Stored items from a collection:
━━━━━━━━━━━━━━━━━━━━
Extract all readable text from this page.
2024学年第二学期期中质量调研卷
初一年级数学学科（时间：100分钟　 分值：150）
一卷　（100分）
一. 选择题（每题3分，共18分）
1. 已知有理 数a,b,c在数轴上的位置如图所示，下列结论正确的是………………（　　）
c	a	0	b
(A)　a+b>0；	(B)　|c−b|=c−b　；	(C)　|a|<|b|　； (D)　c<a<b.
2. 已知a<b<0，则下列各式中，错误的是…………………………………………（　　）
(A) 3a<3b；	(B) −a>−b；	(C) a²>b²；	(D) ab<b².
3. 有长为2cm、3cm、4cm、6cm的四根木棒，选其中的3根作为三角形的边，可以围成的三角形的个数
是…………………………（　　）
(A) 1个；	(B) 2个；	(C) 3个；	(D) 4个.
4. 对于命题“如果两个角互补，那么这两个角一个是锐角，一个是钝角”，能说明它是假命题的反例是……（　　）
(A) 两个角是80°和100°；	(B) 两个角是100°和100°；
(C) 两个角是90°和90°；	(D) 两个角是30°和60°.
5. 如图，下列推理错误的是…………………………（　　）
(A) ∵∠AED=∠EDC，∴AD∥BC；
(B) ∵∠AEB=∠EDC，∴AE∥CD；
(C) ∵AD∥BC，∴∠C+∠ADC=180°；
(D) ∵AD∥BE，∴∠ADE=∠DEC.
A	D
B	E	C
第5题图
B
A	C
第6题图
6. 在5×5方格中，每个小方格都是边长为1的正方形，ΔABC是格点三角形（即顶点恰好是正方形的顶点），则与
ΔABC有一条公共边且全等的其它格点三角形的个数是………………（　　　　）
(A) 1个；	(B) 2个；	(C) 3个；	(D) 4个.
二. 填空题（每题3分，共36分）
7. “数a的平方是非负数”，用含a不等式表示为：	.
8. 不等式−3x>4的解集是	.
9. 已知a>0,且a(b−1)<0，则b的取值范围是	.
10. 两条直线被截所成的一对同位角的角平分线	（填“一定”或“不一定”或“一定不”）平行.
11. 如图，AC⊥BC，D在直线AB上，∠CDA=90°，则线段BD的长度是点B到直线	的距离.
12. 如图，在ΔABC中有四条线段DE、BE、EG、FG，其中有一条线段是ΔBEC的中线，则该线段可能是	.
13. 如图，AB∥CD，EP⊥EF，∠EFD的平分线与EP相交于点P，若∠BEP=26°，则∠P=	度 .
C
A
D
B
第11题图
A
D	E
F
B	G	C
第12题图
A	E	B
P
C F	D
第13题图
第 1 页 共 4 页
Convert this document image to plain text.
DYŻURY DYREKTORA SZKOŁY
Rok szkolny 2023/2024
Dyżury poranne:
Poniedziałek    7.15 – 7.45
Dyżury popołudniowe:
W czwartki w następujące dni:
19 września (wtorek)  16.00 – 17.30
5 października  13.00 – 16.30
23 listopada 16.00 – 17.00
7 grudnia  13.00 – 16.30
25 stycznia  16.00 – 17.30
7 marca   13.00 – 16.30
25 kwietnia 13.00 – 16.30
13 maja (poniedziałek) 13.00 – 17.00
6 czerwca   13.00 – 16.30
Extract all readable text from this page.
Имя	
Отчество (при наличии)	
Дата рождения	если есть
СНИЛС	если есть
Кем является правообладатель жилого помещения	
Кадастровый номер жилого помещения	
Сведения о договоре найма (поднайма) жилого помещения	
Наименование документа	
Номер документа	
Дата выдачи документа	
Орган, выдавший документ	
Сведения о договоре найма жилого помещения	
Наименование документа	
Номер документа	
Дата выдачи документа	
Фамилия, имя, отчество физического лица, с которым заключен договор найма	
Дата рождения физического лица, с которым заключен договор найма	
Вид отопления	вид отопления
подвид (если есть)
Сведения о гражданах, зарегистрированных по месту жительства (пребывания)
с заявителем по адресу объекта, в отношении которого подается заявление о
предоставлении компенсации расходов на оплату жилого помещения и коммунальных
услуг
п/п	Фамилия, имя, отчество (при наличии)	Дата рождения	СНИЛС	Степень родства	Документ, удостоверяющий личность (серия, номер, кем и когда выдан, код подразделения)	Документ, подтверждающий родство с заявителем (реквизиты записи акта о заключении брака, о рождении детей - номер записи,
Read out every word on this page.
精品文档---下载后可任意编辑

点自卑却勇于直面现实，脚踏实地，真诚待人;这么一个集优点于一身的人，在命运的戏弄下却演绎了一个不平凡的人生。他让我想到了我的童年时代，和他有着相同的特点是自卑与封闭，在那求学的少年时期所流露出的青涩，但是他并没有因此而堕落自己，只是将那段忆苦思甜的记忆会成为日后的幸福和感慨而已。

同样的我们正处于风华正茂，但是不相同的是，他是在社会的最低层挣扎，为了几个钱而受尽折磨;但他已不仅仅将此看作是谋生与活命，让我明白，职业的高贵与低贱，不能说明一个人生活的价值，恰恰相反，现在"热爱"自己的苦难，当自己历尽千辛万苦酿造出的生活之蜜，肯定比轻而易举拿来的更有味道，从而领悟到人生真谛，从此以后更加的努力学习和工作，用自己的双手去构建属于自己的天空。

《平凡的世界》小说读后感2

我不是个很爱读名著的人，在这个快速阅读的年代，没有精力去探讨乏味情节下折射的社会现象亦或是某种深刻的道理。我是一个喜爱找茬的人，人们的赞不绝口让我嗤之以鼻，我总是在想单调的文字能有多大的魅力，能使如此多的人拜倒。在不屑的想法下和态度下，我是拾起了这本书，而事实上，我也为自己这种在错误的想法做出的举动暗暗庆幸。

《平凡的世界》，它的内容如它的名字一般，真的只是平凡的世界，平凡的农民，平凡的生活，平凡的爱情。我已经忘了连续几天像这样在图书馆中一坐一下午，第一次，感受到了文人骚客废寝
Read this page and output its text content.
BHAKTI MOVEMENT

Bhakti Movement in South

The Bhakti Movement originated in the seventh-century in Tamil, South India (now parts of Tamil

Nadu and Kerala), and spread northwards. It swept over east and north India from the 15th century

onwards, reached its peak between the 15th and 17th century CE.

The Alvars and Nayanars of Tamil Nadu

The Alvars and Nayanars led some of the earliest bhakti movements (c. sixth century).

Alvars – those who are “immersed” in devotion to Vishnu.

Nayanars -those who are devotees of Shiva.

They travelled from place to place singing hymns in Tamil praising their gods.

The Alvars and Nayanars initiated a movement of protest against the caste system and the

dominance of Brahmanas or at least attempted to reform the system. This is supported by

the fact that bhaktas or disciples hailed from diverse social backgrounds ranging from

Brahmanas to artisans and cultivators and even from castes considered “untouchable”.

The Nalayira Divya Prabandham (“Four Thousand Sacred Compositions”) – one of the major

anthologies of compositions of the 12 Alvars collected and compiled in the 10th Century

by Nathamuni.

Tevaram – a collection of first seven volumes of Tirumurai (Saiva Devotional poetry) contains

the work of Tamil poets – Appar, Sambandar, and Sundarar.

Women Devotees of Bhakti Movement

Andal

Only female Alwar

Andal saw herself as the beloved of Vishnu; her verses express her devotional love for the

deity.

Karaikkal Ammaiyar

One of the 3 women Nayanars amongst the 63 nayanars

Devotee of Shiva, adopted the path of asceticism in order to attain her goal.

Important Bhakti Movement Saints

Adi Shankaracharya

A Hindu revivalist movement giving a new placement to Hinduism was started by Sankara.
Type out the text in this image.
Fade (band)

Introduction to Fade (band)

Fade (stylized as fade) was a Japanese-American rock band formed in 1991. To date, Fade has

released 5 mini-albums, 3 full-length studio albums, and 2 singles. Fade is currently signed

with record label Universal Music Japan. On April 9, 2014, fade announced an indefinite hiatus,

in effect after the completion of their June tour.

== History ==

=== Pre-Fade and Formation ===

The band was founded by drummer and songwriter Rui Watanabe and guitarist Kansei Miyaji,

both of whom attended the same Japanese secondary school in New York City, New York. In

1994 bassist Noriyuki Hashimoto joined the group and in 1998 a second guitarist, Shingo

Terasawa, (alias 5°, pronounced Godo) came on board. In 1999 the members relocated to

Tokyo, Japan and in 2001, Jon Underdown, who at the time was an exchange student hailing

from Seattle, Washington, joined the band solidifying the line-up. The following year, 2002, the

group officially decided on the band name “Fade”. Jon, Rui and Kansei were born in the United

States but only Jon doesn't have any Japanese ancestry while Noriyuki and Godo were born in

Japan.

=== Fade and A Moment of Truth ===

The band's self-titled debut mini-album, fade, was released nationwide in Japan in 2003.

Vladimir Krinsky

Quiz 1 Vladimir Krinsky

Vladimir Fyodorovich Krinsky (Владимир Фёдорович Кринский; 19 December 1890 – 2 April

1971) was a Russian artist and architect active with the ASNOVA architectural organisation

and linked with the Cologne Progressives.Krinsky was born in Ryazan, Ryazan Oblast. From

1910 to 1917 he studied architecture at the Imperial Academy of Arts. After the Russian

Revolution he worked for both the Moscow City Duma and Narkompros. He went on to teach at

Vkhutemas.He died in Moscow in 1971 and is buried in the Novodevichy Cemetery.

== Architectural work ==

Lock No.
━━━━━━━━━━━━━━━━━━━━
REQUIREMENT.
Find the string "page" in the listing and return every line that holds it.

RESULT OF THIS TASK.
Extract all readable text from this page.
Extract all readable text from this page.
Read out every word on this page.
Read this page and output its text content.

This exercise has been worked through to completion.